STATED PROBLEM: For the copy, please give all of the data again exactly and leave the pictures out.

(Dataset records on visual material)
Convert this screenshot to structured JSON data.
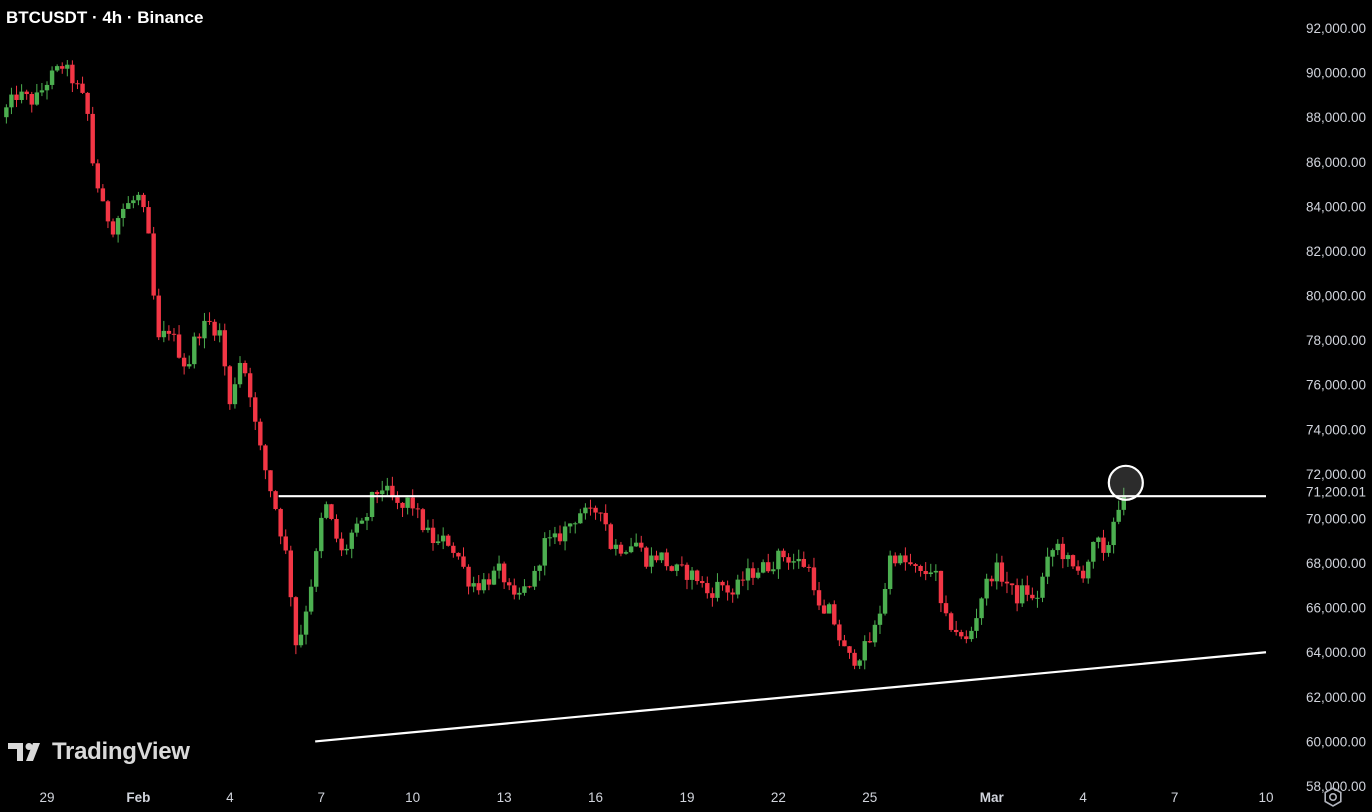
{
  "header": {
    "symbol_line": "BTCUSDT · 4h · Binance"
  },
  "brand": {
    "logo_text": "TradingView",
    "logo_icon": "tradingview-logo-icon"
  },
  "settings": {
    "icon": "gear-icon"
  },
  "colors": {
    "background": "#000000",
    "bull": "#4caf50",
    "bear": "#f23645",
    "line": "#ffffff",
    "axis_text": "#d1d4dc"
  },
  "chart_data": {
    "type": "candlestick",
    "title": "BTCUSDT · 4h · Binance",
    "timeframe": "4h",
    "ylim": [
      57000,
      93000
    ],
    "y_ticks": [
      "92,000.00",
      "90,000.00",
      "88,000.00",
      "86,000.00",
      "84,000.00",
      "82,000.00",
      "80,000.00",
      "78,000.00",
      "76,000.00",
      "74,000.00",
      "72,000.00",
      "70,000.00",
      "68,000.00",
      "66,000.00",
      "64,000.00",
      "62,000.00",
      "60,000.00",
      "58,000.00"
    ],
    "y_tick_values": [
      92000,
      90000,
      88000,
      86000,
      84000,
      82000,
      80000,
      78000,
      76000,
      74000,
      72000,
      70000,
      68000,
      66000,
      64000,
      62000,
      60000,
      58000
    ],
    "price_marker": {
      "label": "71,200.01",
      "value": 71200
    },
    "x_ticks": [
      {
        "label": "29",
        "day": 29
      },
      {
        "label": "Feb",
        "day": 32
      },
      {
        "label": "4",
        "day": 35
      },
      {
        "label": "7",
        "day": 38
      },
      {
        "label": "10",
        "day": 41
      },
      {
        "label": "13",
        "day": 44
      },
      {
        "label": "16",
        "day": 47
      },
      {
        "label": "19",
        "day": 50
      },
      {
        "label": "22",
        "day": 53
      },
      {
        "label": "25",
        "day": 56
      },
      {
        "label": "Mar",
        "day": 60
      },
      {
        "label": "4",
        "day": 63
      },
      {
        "label": "7",
        "day": 66
      },
      {
        "label": "10",
        "day": 69
      }
    ],
    "xlim_days": [
      27.5,
      71.3
    ],
    "path": [
      [
        27.5,
        88000
      ],
      [
        28.0,
        89000
      ],
      [
        28.6,
        88700
      ],
      [
        29.0,
        89600
      ],
      [
        29.5,
        90300
      ],
      [
        29.8,
        89800
      ],
      [
        30.3,
        88500
      ],
      [
        30.5,
        86000
      ],
      [
        30.8,
        84000
      ],
      [
        31.2,
        83000
      ],
      [
        31.4,
        83800
      ],
      [
        32.0,
        84400
      ],
      [
        32.2,
        83500
      ],
      [
        32.4,
        82000
      ],
      [
        32.6,
        77800
      ],
      [
        33.0,
        78500
      ],
      [
        33.3,
        77600
      ],
      [
        33.6,
        76700
      ],
      [
        33.9,
        78300
      ],
      [
        34.3,
        78800
      ],
      [
        34.7,
        78300
      ],
      [
        35.0,
        75000
      ],
      [
        35.3,
        77200
      ],
      [
        35.6,
        76300
      ],
      [
        35.9,
        73600
      ],
      [
        36.2,
        72000
      ],
      [
        36.5,
        70500
      ],
      [
        36.9,
        68000
      ],
      [
        37.2,
        64000
      ],
      [
        37.5,
        66000
      ],
      [
        37.8,
        68000
      ],
      [
        38.1,
        70800
      ],
      [
        38.4,
        69500
      ],
      [
        38.7,
        68300
      ],
      [
        39.0,
        69300
      ],
      [
        39.4,
        69700
      ],
      [
        39.7,
        71000
      ],
      [
        40.0,
        71400
      ],
      [
        40.3,
        70900
      ],
      [
        40.6,
        70300
      ],
      [
        40.9,
        70900
      ],
      [
        41.2,
        70000
      ],
      [
        41.5,
        69300
      ],
      [
        41.8,
        68800
      ],
      [
        42.1,
        69100
      ],
      [
        42.5,
        68300
      ],
      [
        42.8,
        67300
      ],
      [
        43.1,
        67000
      ],
      [
        43.5,
        67300
      ],
      [
        43.9,
        67700
      ],
      [
        44.3,
        66200
      ],
      [
        44.6,
        66700
      ],
      [
        45.0,
        67400
      ],
      [
        45.3,
        68900
      ],
      [
        45.7,
        69000
      ],
      [
        46.1,
        69700
      ],
      [
        46.5,
        70300
      ],
      [
        46.8,
        70100
      ],
      [
        47.2,
        70600
      ],
      [
        47.5,
        68800
      ],
      [
        47.9,
        68700
      ],
      [
        48.3,
        69000
      ],
      [
        48.7,
        68100
      ],
      [
        49.1,
        68400
      ],
      [
        49.5,
        67700
      ],
      [
        49.9,
        67600
      ],
      [
        50.3,
        67400
      ],
      [
        50.7,
        66600
      ],
      [
        51.1,
        67100
      ],
      [
        51.5,
        66600
      ],
      [
        51.9,
        67400
      ],
      [
        52.3,
        67700
      ],
      [
        52.7,
        67900
      ],
      [
        53.1,
        68400
      ],
      [
        53.5,
        68100
      ],
      [
        53.8,
        68000
      ],
      [
        54.1,
        67600
      ],
      [
        54.4,
        65400
      ],
      [
        54.7,
        65900
      ],
      [
        55.1,
        64200
      ],
      [
        55.4,
        63600
      ],
      [
        55.8,
        64100
      ],
      [
        56.1,
        64700
      ],
      [
        56.4,
        66200
      ],
      [
        56.7,
        68500
      ],
      [
        57.0,
        68100
      ],
      [
        57.3,
        67900
      ],
      [
        57.7,
        67400
      ],
      [
        58.1,
        67900
      ],
      [
        58.4,
        65500
      ],
      [
        58.8,
        65100
      ],
      [
        59.1,
        64300
      ],
      [
        59.4,
        65200
      ],
      [
        59.7,
        66700
      ],
      [
        60.1,
        67800
      ],
      [
        60.5,
        67100
      ],
      [
        60.8,
        66400
      ],
      [
        61.1,
        66900
      ],
      [
        61.4,
        66100
      ],
      [
        61.8,
        67900
      ],
      [
        62.1,
        68900
      ],
      [
        62.4,
        68300
      ],
      [
        62.7,
        67600
      ],
      [
        63.0,
        67600
      ],
      [
        63.3,
        68600
      ],
      [
        63.5,
        68900
      ],
      [
        63.7,
        68000
      ],
      [
        63.9,
        69400
      ],
      [
        64.1,
        70500
      ],
      [
        64.4,
        71200
      ]
    ],
    "trendlines": [
      {
        "name": "resistance",
        "points": [
          [
            36.6,
            71000
          ],
          [
            69.0,
            71000
          ]
        ]
      },
      {
        "name": "ascending-support",
        "points": [
          [
            37.8,
            60000
          ],
          [
            69.0,
            64000
          ]
        ]
      }
    ],
    "annotation": {
      "type": "circle",
      "day": 64.4,
      "value": 71600
    }
  }
}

EXPECTED OUTPUT:
Convert this screenshot to structured JSON data.
{
  "header": {
    "symbol_line": "BTCUSDT · 4h · Binance"
  },
  "brand": {
    "logo_text": "TradingView",
    "logo_icon": "tradingview-logo-icon"
  },
  "settings": {
    "icon": "gear-icon"
  },
  "colors": {
    "background": "#000000",
    "bull": "#4caf50",
    "bear": "#f23645",
    "line": "#ffffff",
    "axis_text": "#d1d4dc"
  },
  "chart_data": {
    "type": "candlestick",
    "title": "BTCUSDT · 4h · Binance",
    "timeframe": "4h",
    "ylim": [
      57000,
      93000
    ],
    "y_ticks": [
      "92,000.00",
      "90,000.00",
      "88,000.00",
      "86,000.00",
      "84,000.00",
      "82,000.00",
      "80,000.00",
      "78,000.00",
      "76,000.00",
      "74,000.00",
      "72,000.00",
      "70,000.00",
      "68,000.00",
      "66,000.00",
      "64,000.00",
      "62,000.00",
      "60,000.00",
      "58,000.00"
    ],
    "y_tick_values": [
      92000,
      90000,
      88000,
      86000,
      84000,
      82000,
      80000,
      78000,
      76000,
      74000,
      72000,
      70000,
      68000,
      66000,
      64000,
      62000,
      60000,
      58000
    ],
    "price_marker": {
      "label": "71,200.01",
      "value": 71200
    },
    "x_ticks": [
      {
        "label": "29",
        "day": 29
      },
      {
        "label": "Feb",
        "day": 32
      },
      {
        "label": "4",
        "day": 35
      },
      {
        "label": "7",
        "day": 38
      },
      {
        "label": "10",
        "day": 41
      },
      {
        "label": "13",
        "day": 44
      },
      {
        "label": "16",
        "day": 47
      },
      {
        "label": "19",
        "day": 50
      },
      {
        "label": "22",
        "day": 53
      },
      {
        "label": "25",
        "day": 56
      },
      {
        "label": "Mar",
        "day": 60
      },
      {
        "label": "4",
        "day": 63
      },
      {
        "label": "7",
        "day": 66
      },
      {
        "label": "10",
        "day": 69
      }
    ],
    "xlim_days": [
      27.5,
      71.3
    ],
    "path": [
      [
        27.5,
        88000
      ],
      [
        28.0,
        89000
      ],
      [
        28.6,
        88700
      ],
      [
        29.0,
        89600
      ],
      [
        29.5,
        90300
      ],
      [
        29.8,
        89800
      ],
      [
        30.3,
        88500
      ],
      [
        30.5,
        86000
      ],
      [
        30.8,
        84000
      ],
      [
        31.2,
        83000
      ],
      [
        31.4,
        83800
      ],
      [
        32.0,
        84400
      ],
      [
        32.2,
        83500
      ],
      [
        32.4,
        82000
      ],
      [
        32.6,
        77800
      ],
      [
        33.0,
        78500
      ],
      [
        33.3,
        77600
      ],
      [
        33.6,
        76700
      ],
      [
        33.9,
        78300
      ],
      [
        34.3,
        78800
      ],
      [
        34.7,
        78300
      ],
      [
        35.0,
        75000
      ],
      [
        35.3,
        77200
      ],
      [
        35.6,
        76300
      ],
      [
        35.9,
        73600
      ],
      [
        36.2,
        72000
      ],
      [
        36.5,
        70500
      ],
      [
        36.9,
        68000
      ],
      [
        37.2,
        64000
      ],
      [
        37.5,
        66000
      ],
      [
        37.8,
        68000
      ],
      [
        38.1,
        70800
      ],
      [
        38.4,
        69500
      ],
      [
        38.7,
        68300
      ],
      [
        39.0,
        69300
      ],
      [
        39.4,
        69700
      ],
      [
        39.7,
        71000
      ],
      [
        40.0,
        71400
      ],
      [
        40.3,
        70900
      ],
      [
        40.6,
        70300
      ],
      [
        40.9,
        70900
      ],
      [
        41.2,
        70000
      ],
      [
        41.5,
        69300
      ],
      [
        41.8,
        68800
      ],
      [
        42.1,
        69100
      ],
      [
        42.5,
        68300
      ],
      [
        42.8,
        67300
      ],
      [
        43.1,
        67000
      ],
      [
        43.5,
        67300
      ],
      [
        43.9,
        67700
      ],
      [
        44.3,
        66200
      ],
      [
        44.6,
        66700
      ],
      [
        45.0,
        67400
      ],
      [
        45.3,
        68900
      ],
      [
        45.7,
        69000
      ],
      [
        46.1,
        69700
      ],
      [
        46.5,
        70300
      ],
      [
        46.8,
        70100
      ],
      [
        47.2,
        70600
      ],
      [
        47.5,
        68800
      ],
      [
        47.9,
        68700
      ],
      [
        48.3,
        69000
      ],
      [
        48.7,
        68100
      ],
      [
        49.1,
        68400
      ],
      [
        49.5,
        67700
      ],
      [
        49.9,
        67600
      ],
      [
        50.3,
        67400
      ],
      [
        50.7,
        66600
      ],
      [
        51.1,
        67100
      ],
      [
        51.5,
        66600
      ],
      [
        51.9,
        67400
      ],
      [
        52.3,
        67700
      ],
      [
        52.7,
        67900
      ],
      [
        53.1,
        68400
      ],
      [
        53.5,
        68100
      ],
      [
        53.8,
        68000
      ],
      [
        54.1,
        67600
      ],
      [
        54.4,
        65400
      ],
      [
        54.7,
        65900
      ],
      [
        55.1,
        64200
      ],
      [
        55.4,
        63600
      ],
      [
        55.8,
        64100
      ],
      [
        56.1,
        64700
      ],
      [
        56.4,
        66200
      ],
      [
        56.7,
        68500
      ],
      [
        57.0,
        68100
      ],
      [
        57.3,
        67900
      ],
      [
        57.7,
        67400
      ],
      [
        58.1,
        67900
      ],
      [
        58.4,
        65500
      ],
      [
        58.8,
        65100
      ],
      [
        59.1,
        64300
      ],
      [
        59.4,
        65200
      ],
      [
        59.7,
        66700
      ],
      [
        60.1,
        67800
      ],
      [
        60.5,
        67100
      ],
      [
        60.8,
        66400
      ],
      [
        61.1,
        66900
      ],
      [
        61.4,
        66100
      ],
      [
        61.8,
        67900
      ],
      [
        62.1,
        68900
      ],
      [
        62.4,
        68300
      ],
      [
        62.7,
        67600
      ],
      [
        63.0,
        67600
      ],
      [
        63.3,
        68600
      ],
      [
        63.5,
        68900
      ],
      [
        63.7,
        68000
      ],
      [
        63.9,
        69400
      ],
      [
        64.1,
        70500
      ],
      [
        64.4,
        71200
      ]
    ],
    "trendlines": [
      {
        "name": "resistance",
        "points": [
          [
            36.6,
            71000
          ],
          [
            69.0,
            71000
          ]
        ]
      },
      {
        "name": "ascending-support",
        "points": [
          [
            37.8,
            60000
          ],
          [
            69.0,
            64000
          ]
        ]
      }
    ],
    "annotation": {
      "type": "circle",
      "day": 64.4,
      "value": 71600
    }
  }
}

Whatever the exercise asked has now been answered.